======== INFORMATION SHOWN ========

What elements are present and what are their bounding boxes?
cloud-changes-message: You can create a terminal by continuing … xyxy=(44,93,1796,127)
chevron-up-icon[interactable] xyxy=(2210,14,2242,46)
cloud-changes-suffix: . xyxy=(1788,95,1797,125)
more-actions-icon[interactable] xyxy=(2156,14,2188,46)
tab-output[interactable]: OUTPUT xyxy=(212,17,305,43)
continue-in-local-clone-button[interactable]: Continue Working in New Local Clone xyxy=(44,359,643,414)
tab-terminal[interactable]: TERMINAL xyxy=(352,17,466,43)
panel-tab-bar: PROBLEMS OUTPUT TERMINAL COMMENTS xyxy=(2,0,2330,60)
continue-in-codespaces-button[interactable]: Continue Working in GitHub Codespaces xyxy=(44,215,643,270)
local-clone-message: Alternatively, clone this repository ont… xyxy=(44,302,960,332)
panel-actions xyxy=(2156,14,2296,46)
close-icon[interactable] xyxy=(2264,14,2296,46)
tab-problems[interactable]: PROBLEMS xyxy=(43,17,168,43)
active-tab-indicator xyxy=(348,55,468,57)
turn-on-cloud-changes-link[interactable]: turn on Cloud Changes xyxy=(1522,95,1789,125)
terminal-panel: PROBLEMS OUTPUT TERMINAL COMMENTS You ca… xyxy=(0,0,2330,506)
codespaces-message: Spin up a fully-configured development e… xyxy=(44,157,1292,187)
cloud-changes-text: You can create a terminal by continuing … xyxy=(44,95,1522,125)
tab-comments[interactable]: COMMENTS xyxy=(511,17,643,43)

========

Could you rewrite the records, starting at the very beginning and ending at the line containing "local-clone-message: Alternatively, clone", with "GitHub" changed to "GitLab" and everything else left as it is?

What elements are present and what are their bounding boxes?
cloud-changes-message: You can create a terminal by continuing … xyxy=(44,93,1796,127)
chevron-up-icon[interactable] xyxy=(2210,14,2242,46)
cloud-changes-suffix: . xyxy=(1788,95,1797,125)
more-actions-icon[interactable] xyxy=(2156,14,2188,46)
tab-output[interactable]: OUTPUT xyxy=(212,17,305,43)
continue-in-local-clone-button[interactable]: Continue Working in New Local Clone xyxy=(44,359,643,414)
tab-terminal[interactable]: TERMINAL xyxy=(352,17,466,43)
panel-tab-bar: PROBLEMS OUTPUT TERMINAL COMMENTS xyxy=(2,0,2330,60)
continue-in-codespaces-button[interactable]: Continue Working in GitLab Codespaces xyxy=(44,215,643,270)
local-clone-message: Alternatively, clone this repository ont… xyxy=(44,302,960,332)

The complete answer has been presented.